▶ DATA RECORDS:
↓↓↓

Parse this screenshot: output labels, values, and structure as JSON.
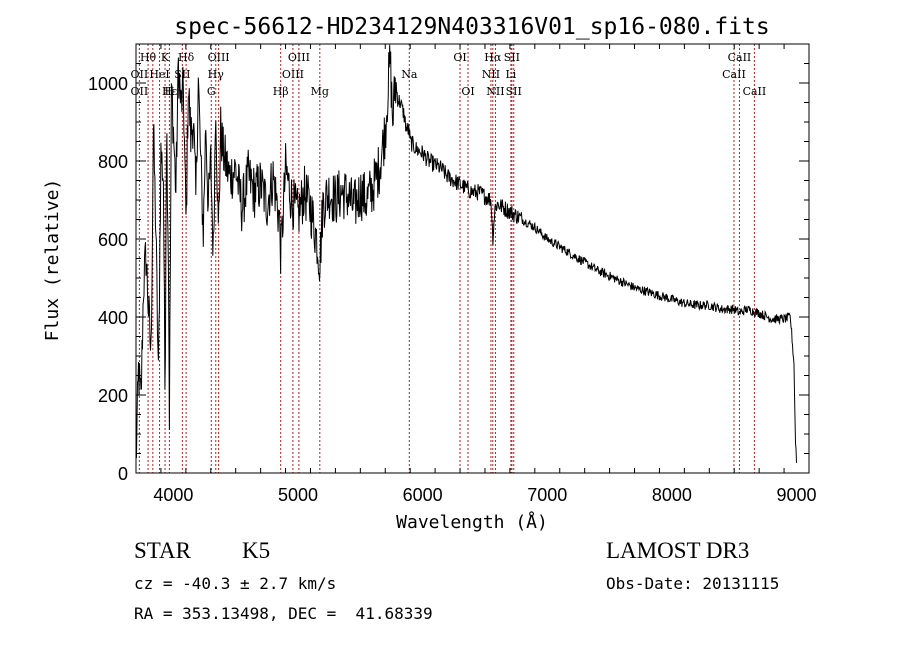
{
  "chart_data": {
    "type": "line",
    "title": "spec-56612-HD234129N403316V01_sp16-080.fits",
    "xlabel": "Wavelength (Å)",
    "ylabel": "Flux (relative)",
    "xlim": [
      3700,
      9100
    ],
    "ylim": [
      0,
      1100
    ],
    "x_ticks": [
      4000,
      5000,
      6000,
      7000,
      8000,
      9000
    ],
    "y_ticks": [
      0,
      200,
      400,
      600,
      800,
      1000
    ],
    "grid": false,
    "series": [
      {
        "name": "flux",
        "x": [
          3700,
          3720,
          3740,
          3760,
          3780,
          3800,
          3820,
          3840,
          3860,
          3880,
          3900,
          3920,
          3933,
          3945,
          3960,
          3968,
          3985,
          4000,
          4020,
          4040,
          4060,
          4080,
          4102,
          4120,
          4140,
          4160,
          4180,
          4200,
          4220,
          4240,
          4260,
          4280,
          4300,
          4320,
          4340,
          4360,
          4380,
          4400,
          4450,
          4500,
          4550,
          4600,
          4650,
          4700,
          4750,
          4800,
          4850,
          4862,
          4900,
          4950,
          5000,
          5050,
          5100,
          5150,
          5175,
          5200,
          5250,
          5300,
          5350,
          5400,
          5450,
          5500,
          5550,
          5600,
          5650,
          5700,
          5720,
          5740,
          5760,
          5780,
          5800,
          5820,
          5850,
          5870,
          5890,
          5900,
          5950,
          6000,
          6050,
          6100,
          6150,
          6200,
          6250,
          6300,
          6350,
          6400,
          6450,
          6500,
          6550,
          6563,
          6580,
          6600,
          6650,
          6700,
          6750,
          6800,
          6850,
          6900,
          6950,
          7000,
          7100,
          7200,
          7300,
          7400,
          7500,
          7600,
          7700,
          7800,
          7900,
          8000,
          8100,
          8200,
          8300,
          8400,
          8500,
          8542,
          8600,
          8700,
          8800,
          8900,
          8950,
          8980,
          8990,
          9000
        ],
        "values": [
          20,
          260,
          180,
          480,
          560,
          420,
          300,
          880,
          620,
          240,
          820,
          760,
          180,
          920,
          560,
          150,
          1000,
          880,
          720,
          1050,
          940,
          980,
          620,
          1000,
          860,
          910,
          700,
          1010,
          790,
          620,
          900,
          680,
          800,
          560,
          960,
          610,
          880,
          820,
          760,
          780,
          680,
          760,
          720,
          740,
          690,
          760,
          650,
          560,
          780,
          700,
          660,
          720,
          680,
          600,
          540,
          690,
          720,
          700,
          720,
          710,
          680,
          720,
          700,
          730,
          780,
          880,
          980,
          1060,
          900,
          1000,
          960,
          950,
          920,
          880,
          880,
          850,
          830,
          820,
          800,
          790,
          780,
          760,
          750,
          740,
          730,
          720,
          720,
          710,
          700,
          600,
          680,
          690,
          680,
          670,
          660,
          650,
          640,
          630,
          615,
          600,
          580,
          560,
          540,
          520,
          505,
          490,
          475,
          465,
          455,
          445,
          435,
          430,
          430,
          420,
          420,
          410,
          420,
          410,
          395,
          395,
          400,
          280,
          100,
          30
        ]
      }
    ],
    "line_labels": [
      {
        "text": "Hθ",
        "wl": 3797,
        "row": 0
      },
      {
        "text": "K",
        "wl": 3933,
        "row": 0
      },
      {
        "text": "Hδ",
        "wl": 4102,
        "row": 0
      },
      {
        "text": "OIII",
        "wl": 4363,
        "row": 0
      },
      {
        "text": "OIII",
        "wl": 5007,
        "row": 0
      },
      {
        "text": "OI",
        "wl": 6300,
        "row": 0
      },
      {
        "text": "Hα",
        "wl": 6563,
        "row": 0
      },
      {
        "text": "SII",
        "wl": 6716,
        "row": 0
      },
      {
        "text": "CaII",
        "wl": 8542,
        "row": 0
      },
      {
        "text": "OII",
        "wl": 3727,
        "row": 1
      },
      {
        "text": "HeI",
        "wl": 3889,
        "row": 1
      },
      {
        "text": "SII",
        "wl": 4072,
        "row": 1
      },
      {
        "text": "Hγ",
        "wl": 4340,
        "row": 1
      },
      {
        "text": "OIII",
        "wl": 4959,
        "row": 1
      },
      {
        "text": "Na",
        "wl": 5893,
        "row": 1
      },
      {
        "text": "NII",
        "wl": 6548,
        "row": 1
      },
      {
        "text": "Li",
        "wl": 6708,
        "row": 1
      },
      {
        "text": "CaII",
        "wl": 8498,
        "row": 1
      },
      {
        "text": "OII",
        "wl": 3727,
        "row": 2
      },
      {
        "text": "Hε",
        "wl": 3970,
        "row": 2
      },
      {
        "text": "H",
        "wl": 3968,
        "row": 2
      },
      {
        "text": "G",
        "wl": 4304,
        "row": 2
      },
      {
        "text": "Hβ",
        "wl": 4861,
        "row": 2
      },
      {
        "text": "Mg",
        "wl": 5175,
        "row": 2
      },
      {
        "text": "OI",
        "wl": 6364,
        "row": 2
      },
      {
        "text": "NII",
        "wl": 6584,
        "row": 2
      },
      {
        "text": "SII",
        "wl": 6731,
        "row": 2
      },
      {
        "text": "CaII",
        "wl": 8662,
        "row": 2
      }
    ],
    "marker_lines": [
      3727,
      3797,
      3835,
      3889,
      3933,
      3968,
      4072,
      4102,
      4304,
      4340,
      4363,
      4861,
      4959,
      5007,
      5175,
      5893,
      6300,
      6364,
      6548,
      6563,
      6584,
      6708,
      6716,
      6731,
      8498,
      8542,
      8662
    ],
    "colors": {
      "spectrum": "#000000",
      "marker": "#b02020"
    }
  },
  "info": {
    "object_class": "STAR",
    "subclass": "K5",
    "survey": "LAMOST DR3",
    "redshift": "cz = -40.3 ± 2.7 km/s",
    "obs_date": "Obs-Date: 20131115",
    "coords": "RA = 353.13498, DEC =  41.68339"
  }
}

↑↑↑

▶ OBJECTIVE:
Every record is to be reproduced exactly, with no pictures included.

▶ RESULT OF THIS TASK:
Parse this screenshot: output labels, values, and structure as JSON.
{
  "chart_data": {
    "type": "line",
    "title": "spec-56612-HD234129N403316V01_sp16-080.fits",
    "xlabel": "Wavelength (Å)",
    "ylabel": "Flux (relative)",
    "xlim": [
      3700,
      9100
    ],
    "ylim": [
      0,
      1100
    ],
    "x_ticks": [
      4000,
      5000,
      6000,
      7000,
      8000,
      9000
    ],
    "y_ticks": [
      0,
      200,
      400,
      600,
      800,
      1000
    ],
    "grid": false,
    "series": [
      {
        "name": "flux",
        "x": [
          3700,
          3720,
          3740,
          3760,
          3780,
          3800,
          3820,
          3840,
          3860,
          3880,
          3900,
          3920,
          3933,
          3945,
          3960,
          3968,
          3985,
          4000,
          4020,
          4040,
          4060,
          4080,
          4102,
          4120,
          4140,
          4160,
          4180,
          4200,
          4220,
          4240,
          4260,
          4280,
          4300,
          4320,
          4340,
          4360,
          4380,
          4400,
          4450,
          4500,
          4550,
          4600,
          4650,
          4700,
          4750,
          4800,
          4850,
          4862,
          4900,
          4950,
          5000,
          5050,
          5100,
          5150,
          5175,
          5200,
          5250,
          5300,
          5350,
          5400,
          5450,
          5500,
          5550,
          5600,
          5650,
          5700,
          5720,
          5740,
          5760,
          5780,
          5800,
          5820,
          5850,
          5870,
          5890,
          5900,
          5950,
          6000,
          6050,
          6100,
          6150,
          6200,
          6250,
          6300,
          6350,
          6400,
          6450,
          6500,
          6550,
          6563,
          6580,
          6600,
          6650,
          6700,
          6750,
          6800,
          6850,
          6900,
          6950,
          7000,
          7100,
          7200,
          7300,
          7400,
          7500,
          7600,
          7700,
          7800,
          7900,
          8000,
          8100,
          8200,
          8300,
          8400,
          8500,
          8542,
          8600,
          8700,
          8800,
          8900,
          8950,
          8980,
          8990,
          9000
        ],
        "values": [
          20,
          260,
          180,
          480,
          560,
          420,
          300,
          880,
          620,
          240,
          820,
          760,
          180,
          920,
          560,
          150,
          1000,
          880,
          720,
          1050,
          940,
          980,
          620,
          1000,
          860,
          910,
          700,
          1010,
          790,
          620,
          900,
          680,
          800,
          560,
          960,
          610,
          880,
          820,
          760,
          780,
          680,
          760,
          720,
          740,
          690,
          760,
          650,
          560,
          780,
          700,
          660,
          720,
          680,
          600,
          540,
          690,
          720,
          700,
          720,
          710,
          680,
          720,
          700,
          730,
          780,
          880,
          980,
          1060,
          900,
          1000,
          960,
          950,
          920,
          880,
          880,
          850,
          830,
          820,
          800,
          790,
          780,
          760,
          750,
          740,
          730,
          720,
          720,
          710,
          700,
          600,
          680,
          690,
          680,
          670,
          660,
          650,
          640,
          630,
          615,
          600,
          580,
          560,
          540,
          520,
          505,
          490,
          475,
          465,
          455,
          445,
          435,
          430,
          430,
          420,
          420,
          410,
          420,
          410,
          395,
          395,
          400,
          280,
          100,
          30
        ]
      }
    ],
    "line_labels": [
      {
        "text": "Hθ",
        "wl": 3797,
        "row": 0
      },
      {
        "text": "K",
        "wl": 3933,
        "row": 0
      },
      {
        "text": "Hδ",
        "wl": 4102,
        "row": 0
      },
      {
        "text": "OIII",
        "wl": 4363,
        "row": 0
      },
      {
        "text": "OIII",
        "wl": 5007,
        "row": 0
      },
      {
        "text": "OI",
        "wl": 6300,
        "row": 0
      },
      {
        "text": "Hα",
        "wl": 6563,
        "row": 0
      },
      {
        "text": "SII",
        "wl": 6716,
        "row": 0
      },
      {
        "text": "CaII",
        "wl": 8542,
        "row": 0
      },
      {
        "text": "OII",
        "wl": 3727,
        "row": 1
      },
      {
        "text": "HeI",
        "wl": 3889,
        "row": 1
      },
      {
        "text": "SII",
        "wl": 4072,
        "row": 1
      },
      {
        "text": "Hγ",
        "wl": 4340,
        "row": 1
      },
      {
        "text": "OIII",
        "wl": 4959,
        "row": 1
      },
      {
        "text": "Na",
        "wl": 5893,
        "row": 1
      },
      {
        "text": "NII",
        "wl": 6548,
        "row": 1
      },
      {
        "text": "Li",
        "wl": 6708,
        "row": 1
      },
      {
        "text": "CaII",
        "wl": 8498,
        "row": 1
      },
      {
        "text": "OII",
        "wl": 3727,
        "row": 2
      },
      {
        "text": "Hε",
        "wl": 3970,
        "row": 2
      },
      {
        "text": "H",
        "wl": 3968,
        "row": 2
      },
      {
        "text": "G",
        "wl": 4304,
        "row": 2
      },
      {
        "text": "Hβ",
        "wl": 4861,
        "row": 2
      },
      {
        "text": "Mg",
        "wl": 5175,
        "row": 2
      },
      {
        "text": "OI",
        "wl": 6364,
        "row": 2
      },
      {
        "text": "NII",
        "wl": 6584,
        "row": 2
      },
      {
        "text": "SII",
        "wl": 6731,
        "row": 2
      },
      {
        "text": "CaII",
        "wl": 8662,
        "row": 2
      }
    ],
    "marker_lines": [
      3727,
      3797,
      3835,
      3889,
      3933,
      3968,
      4072,
      4102,
      4304,
      4340,
      4363,
      4861,
      4959,
      5007,
      5175,
      5893,
      6300,
      6364,
      6548,
      6563,
      6584,
      6708,
      6716,
      6731,
      8498,
      8542,
      8662
    ],
    "colors": {
      "spectrum": "#000000",
      "marker": "#b02020"
    }
  },
  "info": {
    "object_class": "STAR",
    "subclass": "K5",
    "survey": "LAMOST DR3",
    "redshift": "cz = -40.3 ± 2.7 km/s",
    "obs_date": "Obs-Date: 20131115",
    "coords": "RA = 353.13498, DEC =  41.68339"
  }
}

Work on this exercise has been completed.